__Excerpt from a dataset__

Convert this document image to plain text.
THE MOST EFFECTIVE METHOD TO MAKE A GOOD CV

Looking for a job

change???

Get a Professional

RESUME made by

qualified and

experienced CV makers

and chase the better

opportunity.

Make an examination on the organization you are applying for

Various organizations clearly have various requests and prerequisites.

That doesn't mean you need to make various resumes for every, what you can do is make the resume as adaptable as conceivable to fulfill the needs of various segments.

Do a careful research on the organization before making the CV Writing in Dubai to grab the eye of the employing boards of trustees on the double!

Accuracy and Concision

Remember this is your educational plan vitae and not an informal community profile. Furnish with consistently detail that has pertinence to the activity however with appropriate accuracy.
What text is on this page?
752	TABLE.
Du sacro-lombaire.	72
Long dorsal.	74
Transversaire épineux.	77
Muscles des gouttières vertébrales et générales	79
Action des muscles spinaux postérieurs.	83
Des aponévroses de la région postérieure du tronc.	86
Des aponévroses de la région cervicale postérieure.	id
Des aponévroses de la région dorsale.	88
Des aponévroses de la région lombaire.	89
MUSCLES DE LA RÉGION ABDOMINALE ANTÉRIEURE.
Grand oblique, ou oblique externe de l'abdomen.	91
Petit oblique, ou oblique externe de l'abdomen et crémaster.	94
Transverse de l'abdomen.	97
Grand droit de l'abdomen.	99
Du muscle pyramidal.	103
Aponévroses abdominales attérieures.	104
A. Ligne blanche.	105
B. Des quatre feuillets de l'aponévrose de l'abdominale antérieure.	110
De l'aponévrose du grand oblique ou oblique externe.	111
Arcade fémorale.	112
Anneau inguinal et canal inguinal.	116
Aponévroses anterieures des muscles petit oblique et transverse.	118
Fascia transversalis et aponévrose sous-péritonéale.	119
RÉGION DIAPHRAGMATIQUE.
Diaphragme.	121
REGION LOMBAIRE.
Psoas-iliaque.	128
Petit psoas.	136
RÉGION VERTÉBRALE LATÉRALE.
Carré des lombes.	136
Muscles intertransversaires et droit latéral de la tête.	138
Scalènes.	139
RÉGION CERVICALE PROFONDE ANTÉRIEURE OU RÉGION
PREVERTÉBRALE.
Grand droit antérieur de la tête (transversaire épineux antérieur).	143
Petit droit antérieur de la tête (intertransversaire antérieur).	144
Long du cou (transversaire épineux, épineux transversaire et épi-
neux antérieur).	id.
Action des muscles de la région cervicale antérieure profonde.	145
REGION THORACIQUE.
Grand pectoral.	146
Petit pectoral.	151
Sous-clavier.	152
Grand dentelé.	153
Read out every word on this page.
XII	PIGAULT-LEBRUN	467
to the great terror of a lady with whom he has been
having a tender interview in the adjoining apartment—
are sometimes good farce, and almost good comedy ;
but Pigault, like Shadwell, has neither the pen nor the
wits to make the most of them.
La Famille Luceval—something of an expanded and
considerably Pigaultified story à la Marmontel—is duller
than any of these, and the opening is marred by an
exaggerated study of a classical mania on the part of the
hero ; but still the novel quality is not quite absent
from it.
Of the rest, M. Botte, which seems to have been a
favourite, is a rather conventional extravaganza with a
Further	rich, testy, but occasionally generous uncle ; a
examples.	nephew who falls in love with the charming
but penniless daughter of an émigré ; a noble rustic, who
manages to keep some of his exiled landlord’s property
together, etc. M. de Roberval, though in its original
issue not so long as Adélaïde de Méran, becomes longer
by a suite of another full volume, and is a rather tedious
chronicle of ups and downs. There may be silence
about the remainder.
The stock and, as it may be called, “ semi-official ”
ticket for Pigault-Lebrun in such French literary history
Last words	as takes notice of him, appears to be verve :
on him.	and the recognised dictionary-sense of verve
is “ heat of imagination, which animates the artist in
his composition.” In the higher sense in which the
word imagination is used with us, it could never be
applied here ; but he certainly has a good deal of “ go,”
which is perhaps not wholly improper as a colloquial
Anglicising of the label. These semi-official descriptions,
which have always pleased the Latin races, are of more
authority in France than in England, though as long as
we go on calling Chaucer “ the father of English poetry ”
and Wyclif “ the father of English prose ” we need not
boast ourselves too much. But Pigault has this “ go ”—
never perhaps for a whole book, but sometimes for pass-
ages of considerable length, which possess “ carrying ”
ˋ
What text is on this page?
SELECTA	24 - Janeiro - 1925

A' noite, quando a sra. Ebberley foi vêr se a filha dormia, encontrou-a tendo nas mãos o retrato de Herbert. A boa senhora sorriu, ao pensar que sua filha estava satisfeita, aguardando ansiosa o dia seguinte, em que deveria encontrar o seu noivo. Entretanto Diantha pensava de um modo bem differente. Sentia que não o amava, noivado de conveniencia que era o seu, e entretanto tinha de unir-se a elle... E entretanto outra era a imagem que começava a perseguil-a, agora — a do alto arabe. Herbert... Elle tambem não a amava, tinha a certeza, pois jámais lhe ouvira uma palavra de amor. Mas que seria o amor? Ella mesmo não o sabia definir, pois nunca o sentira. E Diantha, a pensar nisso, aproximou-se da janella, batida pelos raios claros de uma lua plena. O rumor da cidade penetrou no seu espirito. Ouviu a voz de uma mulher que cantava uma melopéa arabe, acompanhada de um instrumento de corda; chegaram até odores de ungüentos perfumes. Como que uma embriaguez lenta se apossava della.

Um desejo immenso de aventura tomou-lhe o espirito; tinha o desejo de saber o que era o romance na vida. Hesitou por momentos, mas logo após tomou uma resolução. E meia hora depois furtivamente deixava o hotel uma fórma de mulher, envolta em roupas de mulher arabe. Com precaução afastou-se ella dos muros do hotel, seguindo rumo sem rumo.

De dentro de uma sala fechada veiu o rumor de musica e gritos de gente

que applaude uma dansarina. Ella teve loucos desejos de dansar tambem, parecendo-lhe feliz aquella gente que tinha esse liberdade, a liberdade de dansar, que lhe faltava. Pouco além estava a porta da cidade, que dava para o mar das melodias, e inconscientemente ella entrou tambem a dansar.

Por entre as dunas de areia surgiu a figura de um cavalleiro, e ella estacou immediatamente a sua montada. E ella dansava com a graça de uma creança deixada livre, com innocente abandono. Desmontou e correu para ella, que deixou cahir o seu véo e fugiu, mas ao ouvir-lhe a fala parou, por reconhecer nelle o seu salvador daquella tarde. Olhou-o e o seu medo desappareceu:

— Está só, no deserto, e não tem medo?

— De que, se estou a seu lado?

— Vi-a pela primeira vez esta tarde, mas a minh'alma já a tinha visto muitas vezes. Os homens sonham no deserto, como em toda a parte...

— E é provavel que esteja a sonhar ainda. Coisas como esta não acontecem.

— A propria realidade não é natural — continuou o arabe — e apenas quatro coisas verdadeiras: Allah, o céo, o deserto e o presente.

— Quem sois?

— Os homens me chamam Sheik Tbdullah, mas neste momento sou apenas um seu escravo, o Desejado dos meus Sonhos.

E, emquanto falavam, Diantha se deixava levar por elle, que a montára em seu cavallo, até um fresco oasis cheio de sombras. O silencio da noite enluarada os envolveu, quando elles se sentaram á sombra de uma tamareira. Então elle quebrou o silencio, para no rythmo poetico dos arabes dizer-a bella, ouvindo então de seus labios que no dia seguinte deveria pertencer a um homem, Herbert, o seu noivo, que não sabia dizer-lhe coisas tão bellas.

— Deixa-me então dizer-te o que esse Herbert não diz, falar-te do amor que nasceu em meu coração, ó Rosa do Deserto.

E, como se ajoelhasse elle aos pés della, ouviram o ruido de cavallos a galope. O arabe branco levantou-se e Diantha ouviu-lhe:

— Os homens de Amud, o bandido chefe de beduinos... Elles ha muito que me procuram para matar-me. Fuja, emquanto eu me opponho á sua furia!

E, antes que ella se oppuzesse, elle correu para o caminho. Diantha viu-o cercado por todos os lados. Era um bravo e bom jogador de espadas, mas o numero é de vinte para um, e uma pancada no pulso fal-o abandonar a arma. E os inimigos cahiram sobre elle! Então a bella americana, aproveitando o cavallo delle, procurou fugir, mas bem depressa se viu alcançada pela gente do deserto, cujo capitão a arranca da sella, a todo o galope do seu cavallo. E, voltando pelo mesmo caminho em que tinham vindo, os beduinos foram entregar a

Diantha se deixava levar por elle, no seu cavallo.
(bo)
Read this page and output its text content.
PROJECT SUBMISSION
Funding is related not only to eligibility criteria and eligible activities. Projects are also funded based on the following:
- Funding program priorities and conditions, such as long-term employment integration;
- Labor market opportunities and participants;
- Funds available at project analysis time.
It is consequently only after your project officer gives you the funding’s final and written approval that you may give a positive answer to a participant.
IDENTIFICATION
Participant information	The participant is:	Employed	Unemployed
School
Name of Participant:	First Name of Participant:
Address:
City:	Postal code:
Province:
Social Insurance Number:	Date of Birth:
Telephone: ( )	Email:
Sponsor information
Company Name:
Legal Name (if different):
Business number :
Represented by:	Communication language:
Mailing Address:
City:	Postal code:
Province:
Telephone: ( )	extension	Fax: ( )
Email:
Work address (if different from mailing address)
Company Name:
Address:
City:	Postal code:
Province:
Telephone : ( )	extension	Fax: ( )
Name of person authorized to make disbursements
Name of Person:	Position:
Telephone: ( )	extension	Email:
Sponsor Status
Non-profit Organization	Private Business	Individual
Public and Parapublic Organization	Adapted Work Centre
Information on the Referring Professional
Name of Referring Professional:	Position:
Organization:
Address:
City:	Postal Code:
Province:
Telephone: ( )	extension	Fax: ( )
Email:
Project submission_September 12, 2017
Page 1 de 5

__Exercise objective__
Using the listing above, pull out all lines that hold the word "postérieure".

__Result for this task__
Des aponévroses de la région postérieure du tronc.	86
Des aponévroses de la région cervicale postérieure.	id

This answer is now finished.